┏━━
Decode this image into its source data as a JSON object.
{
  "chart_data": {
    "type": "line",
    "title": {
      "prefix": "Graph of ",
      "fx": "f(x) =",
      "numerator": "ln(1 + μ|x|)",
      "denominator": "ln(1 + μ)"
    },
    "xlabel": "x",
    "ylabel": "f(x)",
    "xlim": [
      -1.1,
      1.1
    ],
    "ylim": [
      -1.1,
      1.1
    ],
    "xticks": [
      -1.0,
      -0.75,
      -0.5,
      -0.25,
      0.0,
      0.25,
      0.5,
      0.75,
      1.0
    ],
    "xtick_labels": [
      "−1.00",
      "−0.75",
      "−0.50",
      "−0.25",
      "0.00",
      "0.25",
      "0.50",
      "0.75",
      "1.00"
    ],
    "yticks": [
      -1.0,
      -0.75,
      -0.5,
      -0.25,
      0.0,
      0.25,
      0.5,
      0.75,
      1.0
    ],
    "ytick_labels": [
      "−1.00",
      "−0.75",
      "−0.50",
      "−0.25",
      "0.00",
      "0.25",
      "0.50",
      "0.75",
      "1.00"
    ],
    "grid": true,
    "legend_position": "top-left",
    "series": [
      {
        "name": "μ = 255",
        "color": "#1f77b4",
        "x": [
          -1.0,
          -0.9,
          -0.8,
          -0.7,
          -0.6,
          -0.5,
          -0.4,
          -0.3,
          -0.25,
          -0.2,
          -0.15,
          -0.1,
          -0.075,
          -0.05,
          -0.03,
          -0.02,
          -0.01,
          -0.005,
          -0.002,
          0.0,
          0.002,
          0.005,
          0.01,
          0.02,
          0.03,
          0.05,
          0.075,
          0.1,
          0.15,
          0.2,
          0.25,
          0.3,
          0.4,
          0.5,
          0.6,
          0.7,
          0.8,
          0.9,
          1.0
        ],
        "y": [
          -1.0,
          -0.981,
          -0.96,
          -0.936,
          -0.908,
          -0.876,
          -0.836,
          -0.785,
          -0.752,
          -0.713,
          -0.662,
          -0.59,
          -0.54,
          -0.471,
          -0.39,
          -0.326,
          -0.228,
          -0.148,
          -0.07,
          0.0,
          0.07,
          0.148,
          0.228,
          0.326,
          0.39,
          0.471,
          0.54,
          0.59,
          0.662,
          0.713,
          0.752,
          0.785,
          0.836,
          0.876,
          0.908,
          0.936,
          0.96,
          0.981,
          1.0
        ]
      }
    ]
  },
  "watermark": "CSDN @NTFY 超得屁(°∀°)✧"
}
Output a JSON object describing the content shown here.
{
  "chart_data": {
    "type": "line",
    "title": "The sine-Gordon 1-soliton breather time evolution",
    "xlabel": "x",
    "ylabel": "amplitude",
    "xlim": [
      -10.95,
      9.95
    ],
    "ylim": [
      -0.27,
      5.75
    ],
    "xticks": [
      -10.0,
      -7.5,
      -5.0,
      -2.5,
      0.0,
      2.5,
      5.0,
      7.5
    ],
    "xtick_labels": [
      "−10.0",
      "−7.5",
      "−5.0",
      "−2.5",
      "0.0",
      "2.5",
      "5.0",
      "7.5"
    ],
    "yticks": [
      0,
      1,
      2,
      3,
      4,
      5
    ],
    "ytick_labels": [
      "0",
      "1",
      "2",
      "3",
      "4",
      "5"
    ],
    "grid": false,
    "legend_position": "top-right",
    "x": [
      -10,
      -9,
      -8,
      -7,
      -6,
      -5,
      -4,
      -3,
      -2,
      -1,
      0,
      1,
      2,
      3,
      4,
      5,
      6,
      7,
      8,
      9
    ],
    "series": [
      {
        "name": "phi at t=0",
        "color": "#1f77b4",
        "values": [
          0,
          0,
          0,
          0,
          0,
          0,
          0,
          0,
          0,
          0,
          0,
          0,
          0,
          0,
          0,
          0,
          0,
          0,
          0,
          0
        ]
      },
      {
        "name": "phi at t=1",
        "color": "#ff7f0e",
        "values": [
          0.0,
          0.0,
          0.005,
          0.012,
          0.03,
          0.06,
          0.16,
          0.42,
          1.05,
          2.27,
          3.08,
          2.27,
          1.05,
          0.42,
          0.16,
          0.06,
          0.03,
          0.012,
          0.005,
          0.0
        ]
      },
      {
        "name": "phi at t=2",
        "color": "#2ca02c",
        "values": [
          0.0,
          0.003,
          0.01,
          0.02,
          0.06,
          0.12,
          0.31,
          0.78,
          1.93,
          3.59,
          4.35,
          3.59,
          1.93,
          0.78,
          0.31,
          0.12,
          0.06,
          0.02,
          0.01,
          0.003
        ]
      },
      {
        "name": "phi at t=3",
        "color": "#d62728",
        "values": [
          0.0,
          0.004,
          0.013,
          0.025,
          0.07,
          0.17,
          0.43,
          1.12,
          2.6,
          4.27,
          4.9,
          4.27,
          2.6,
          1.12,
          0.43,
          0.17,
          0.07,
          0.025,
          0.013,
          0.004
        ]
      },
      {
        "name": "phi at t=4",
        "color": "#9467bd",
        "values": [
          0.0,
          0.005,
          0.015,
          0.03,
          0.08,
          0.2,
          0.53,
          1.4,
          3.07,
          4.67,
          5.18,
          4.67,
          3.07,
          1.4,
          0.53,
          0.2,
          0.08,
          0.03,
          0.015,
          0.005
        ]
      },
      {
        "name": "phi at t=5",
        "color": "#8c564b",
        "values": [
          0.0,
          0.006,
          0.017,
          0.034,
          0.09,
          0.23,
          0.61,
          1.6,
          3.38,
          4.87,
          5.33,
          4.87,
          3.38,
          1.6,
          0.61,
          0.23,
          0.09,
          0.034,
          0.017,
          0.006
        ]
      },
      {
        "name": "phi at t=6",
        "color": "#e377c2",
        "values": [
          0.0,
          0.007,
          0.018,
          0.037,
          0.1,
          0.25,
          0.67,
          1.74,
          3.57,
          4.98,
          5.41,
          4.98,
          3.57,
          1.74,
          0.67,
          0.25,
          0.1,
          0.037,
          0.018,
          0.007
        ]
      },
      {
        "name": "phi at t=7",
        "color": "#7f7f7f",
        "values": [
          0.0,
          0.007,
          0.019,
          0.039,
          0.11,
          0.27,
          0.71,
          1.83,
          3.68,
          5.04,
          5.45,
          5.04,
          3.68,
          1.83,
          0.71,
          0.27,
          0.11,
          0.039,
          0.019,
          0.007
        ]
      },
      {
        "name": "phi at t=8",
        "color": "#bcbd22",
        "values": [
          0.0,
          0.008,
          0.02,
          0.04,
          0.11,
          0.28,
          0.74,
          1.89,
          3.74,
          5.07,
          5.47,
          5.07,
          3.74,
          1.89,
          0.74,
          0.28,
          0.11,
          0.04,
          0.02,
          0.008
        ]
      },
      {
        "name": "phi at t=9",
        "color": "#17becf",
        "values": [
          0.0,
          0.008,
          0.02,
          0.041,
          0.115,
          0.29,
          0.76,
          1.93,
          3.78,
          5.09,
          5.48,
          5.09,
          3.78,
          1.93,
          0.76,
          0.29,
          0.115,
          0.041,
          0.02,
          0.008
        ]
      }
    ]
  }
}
┗━━
» **EXERCISE DIRECTIONS**:
From the preceding material, extract every line exactly.

» **ANSWER IN FULL**:
Decode this image into its source data as a JSON object.
{
  "chart_data": {
    "type": "line",
    "title": {
      "prefix": "Graph of ",
      "fx": "f(x) =",
      "numerator": "ln(1 + μ|x|)",
      "denominator": "ln(1 + μ)"
    },
    "xlabel": "x",
    "ylabel": "f(x)",
    "xlim": [
      -1.1,
      1.1
    ],
    "ylim": [
      -1.1,
      1.1
    ],
    "xticks": [
      -1.0,
      -0.75,
      -0.5,
      -0.25,
      0.0,
      0.25,
      0.5,
      0.75,
      1.0
    ],
    "xtick_labels": [
      "−1.00",
      "−0.75",
      "−0.50",
      "−0.25",
      "0.00",
      "0.25",
      "0.50",
      "0.75",
      "1.00"
    ],
    "yticks": [
      -1.0,
      -0.75,
      -0.5,
      -0.25,
      0.0,
      0.25,
      0.5,
      0.75,
      1.0
    ],
    "ytick_labels": [
      "−1.00",
      "−0.75",
      "−0.50",
      "−0.25",
      "0.00",
      "0.25",
      "0.50",
      "0.75",
      "1.00"
    ],
    "grid": true,
    "legend_position": "top-left",
    "series": [
      {
        "name": "μ = 255",
        "color": "#1f77b4",
        "x": [
          -1.0,
          -0.9,
          -0.8,
          -0.7,
          -0.6,
          -0.5,
          -0.4,
          -0.3,
          -0.25,
          -0.2,
          -0.15,
          -0.1,
          -0.075,
          -0.05,
          -0.03,
          -0.02,
          -0.01,
          -0.005,
          -0.002,
          0.0,
          0.002,
          0.005,
          0.01,
          0.02,
          0.03,
          0.05,
          0.075,
          0.1,
          0.15,
          0.2,
          0.25,
          0.3,
          0.4,
          0.5,
          0.6,
          0.7,
          0.8,
          0.9,
          1.0
        ],
        "y": [
          -1.0,
          -0.981,
          -0.96,
          -0.936,
          -0.908,
          -0.876,
          -0.836,
          -0.785,
          -0.752,
          -0.713,
          -0.662,
          -0.59,
          -0.54,
          -0.471,
          -0.39,
          -0.326,
          -0.228,
          -0.148,
          -0.07,
          0.0,
          0.07,
          0.148,
          0.228,
          0.326,
          0.39,
          0.471,
          0.54,
          0.59,
          0.662,
          0.713,
          0.752,
          0.785,
          0.836,
          0.876,
          0.908,
          0.936,
          0.96,
          0.981,
          1.0
        ]
      }
    ]
  },
  "watermark": "CSDN @NTFY 超得屁(°∀°)✧"
}
Output a JSON object describing the content shown here.
{
  "chart_data": {
    "type": "line",
    "title": "The sine-Gordon 1-soliton breather time evolution",
    "xlabel": "x",
    "ylabel": "amplitude",
    "xlim": [
      -10.95,
      9.95
    ],
    "ylim": [
      -0.27,
      5.75
    ],
    "xticks": [
      -10.0,
      -7.5,
      -5.0,
      -2.5,
      0.0,
      2.5,
      5.0,
      7.5
    ],
    "xtick_labels": [
      "−10.0",
      "−7.5",
      "−5.0",
      "−2.5",
      "0.0",
      "2.5",
      "5.0",
      "7.5"
    ],
    "yticks": [
      0,
      1,
      2,
      3,
      4,
      5
    ],
    "ytick_labels": [
      "0",
      "1",
      "2",
      "3",
      "4",
      "5"
    ],
    "grid": false,
    "legend_position": "top-right",
    "x": [
      -10,
      -9,
      -8,
      -7,
      -6,
      -5,
      -4,
      -3,
      -2,
      -1,
      0,
      1,
      2,
      3,
      4,
      5,
      6,
      7,
      8,
      9
    ],
    "series": [
      {
        "name": "phi at t=0",
        "color": "#1f77b4",
        "values": [
          0,
          0,
          0,
          0,
          0,
          0,
          0,
          0,
          0,
          0,
          0,
          0,
          0,
          0,
          0,
          0,
          0,
          0,
          0,
          0
        ]
      },
      {
        "name": "phi at t=1",
        "color": "#ff7f0e",
        "values": [
          0.0,
          0.0,
          0.005,
          0.012,
          0.03,
          0.06,
          0.16,
          0.42,
          1.05,
          2.27,
          3.08,
          2.27,
          1.05,
          0.42,
          0.16,
          0.06,
          0.03,
          0.012,
          0.005,
          0.0
        ]
      },
      {
        "name": "phi at t=2",
        "color": "#2ca02c",
        "values": [
          0.0,
          0.003,
          0.01,
          0.02,
          0.06,
          0.12,
          0.31,
          0.78,
          1.93,
          3.59,
          4.35,
          3.59,
          1.93,
          0.78,
          0.31,
          0.12,
          0.06,
          0.02,
          0.01,
          0.003
        ]
      },
      {
        "name": "phi at t=3",
        "color": "#d62728",
        "values": [
          0.0,
          0.004,
          0.013,
          0.025,
          0.07,
          0.17,
          0.43,
          1.12,
          2.6,
          4.27,
          4.9,
          4.27,
          2.6,
          1.12,
          0.43,
          0.17,
          0.07,
          0.025,
          0.013,
          0.004
        ]
      },
      {
        "name": "phi at t=4",
        "color": "#9467bd",
        "values": [
          0.0,
          0.005,
          0.015,
          0.03,
          0.08,
          0.2,
          0.53,
          1.4,
          3.07,
          4.67,
          5.18,
          4.67,
          3.07,
          1.4,
          0.53,
          0.2,
          0.08,
          0.03,
          0.015,
          0.005
        ]
      },
      {
        "name": "phi at t=5",
        "color": "#8c564b",
        "values": [
          0.0,
          0.006,
          0.017,
          0.034,
          0.09,
          0.23,
          0.61,
          1.6,
          3.38,
          4.87,
          5.33,
          4.87,
          3.38,
          1.6,
          0.61,
          0.23,
          0.09,
          0.034,
          0.017,
          0.006
        ]
      },
      {
        "name": "phi at t=6",
        "color": "#e377c2",
        "values": [
          0.0,
          0.007,
          0.018,
          0.037,
          0.1,
          0.25,
          0.67,
          1.74,
          3.57,
          4.98,
          5.41,
          4.98,
          3.57,
          1.74,
          0.67,
          0.25,
          0.1,
          0.037,
          0.018,
          0.007
        ]
      },
      {
        "name": "phi at t=7",
        "color": "#7f7f7f",
        "values": [
          0.0,
          0.007,
          0.019,
          0.039,
          0.11,
          0.27,
          0.71,
          1.83,
          3.68,
          5.04,
          5.45,
          5.04,
          3.68,
          1.83,
          0.71,
          0.27,
          0.11,
          0.039,
          0.019,
          0.007
        ]
      },
      {
        "name": "phi at t=8",
        "color": "#bcbd22",
        "values": [
          0.0,
          0.008,
          0.02,
          0.04,
          0.11,
          0.28,
          0.74,
          1.89,
          3.74,
          5.07,
          5.47,
          5.07,
          3.74,
          1.89,
          0.74,
          0.28,
          0.11,
          0.04,
          0.02,
          0.008
        ]
      },
      {
        "name": "phi at t=9",
        "color": "#17becf",
        "values": [
          0.0,
          0.008,
          0.02,
          0.041,
          0.115,
          0.29,
          0.76,
          1.93,
          3.78,
          5.09,
          5.48,
          5.09,
          3.78,
          1.93,
          0.76,
          0.29,
          0.115,
          0.041,
          0.02,
          0.008
        ]
      }
    ]
  }
}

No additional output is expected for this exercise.